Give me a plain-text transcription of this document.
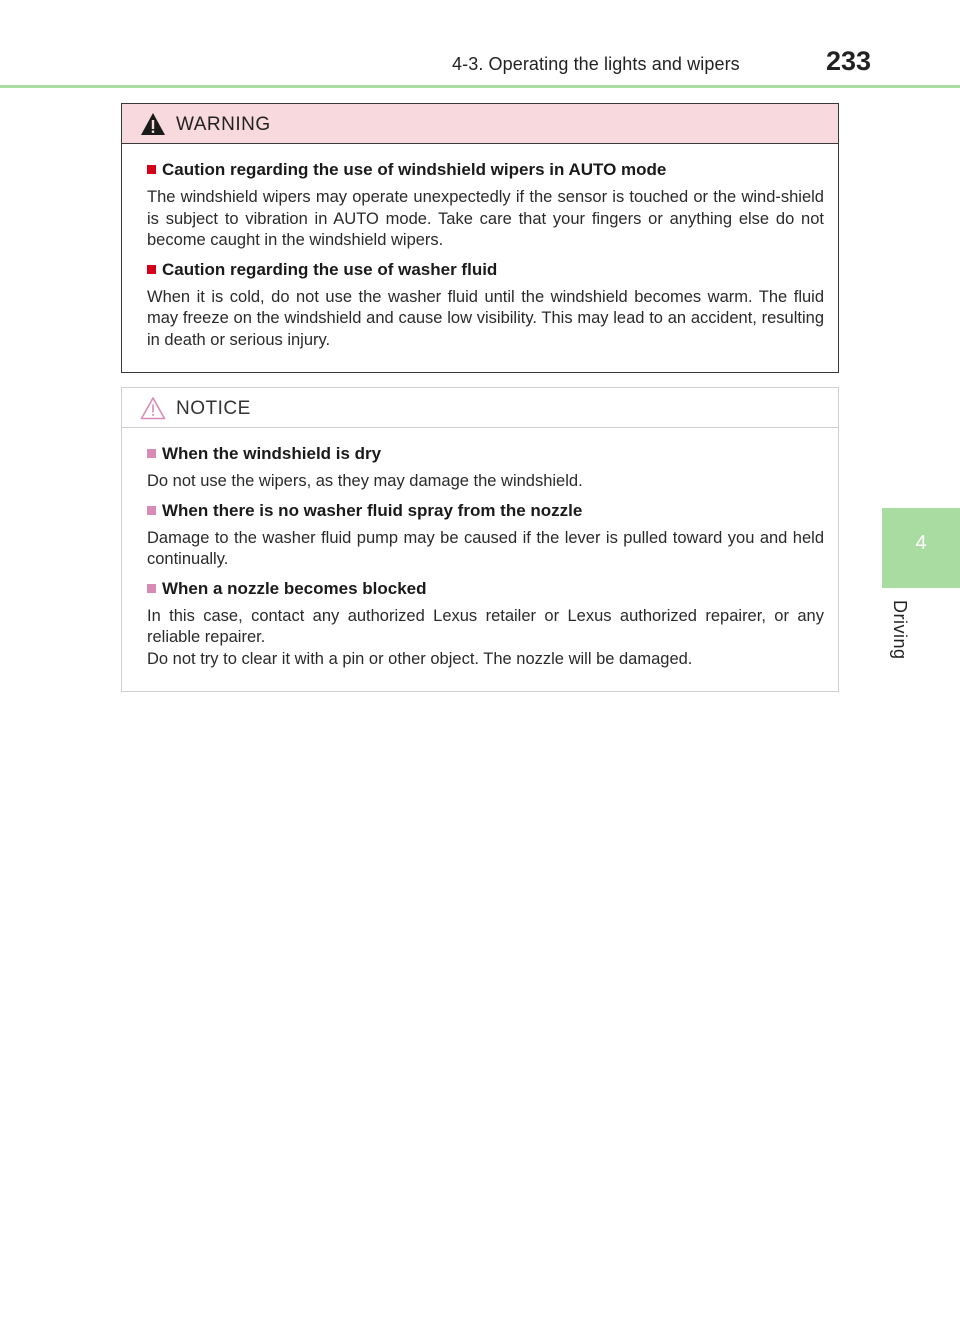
4-3. Operating the lights and wipers	233
4
Driving
WARNING
Caution regarding the use of windshield wipers in AUTO mode
The windshield wipers may operate unexpectedly if the sensor is touched or the wind-shield is subject to vibration in AUTO mode. Take care that your fingers or anything else do not become caught in the windshield wipers.
Caution regarding the use of washer fluid
When it is cold, do not use the washer fluid until the windshield becomes warm. The fluid may freeze on the windshield and cause low visibility. This may lead to an accident, resulting in death or serious injury.
NOTICE
When the windshield is dry
Do not use the wipers, as they may damage the windshield.
When there is no washer fluid spray from the nozzle
Damage to the washer fluid pump may be caused if the lever is pulled toward you and held continually.
When a nozzle becomes blocked
In this case, contact any authorized Lexus retailer or Lexus authorized repairer, or any reliable repairer.
Do not try to clear it with a pin or other object. The nozzle will be damaged.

■ **What the task asks**: Identify and copy lines that hold the string "mode".

■ **Reply**:
Caution regarding the use of windshield wipers in AUTO mode
The windshield wipers may operate unexpectedly if the sensor is touched or the wind-shield is subject to vibration in AUTO mode. Take care that your fingers or anything else do not become caught in the windshield wipers.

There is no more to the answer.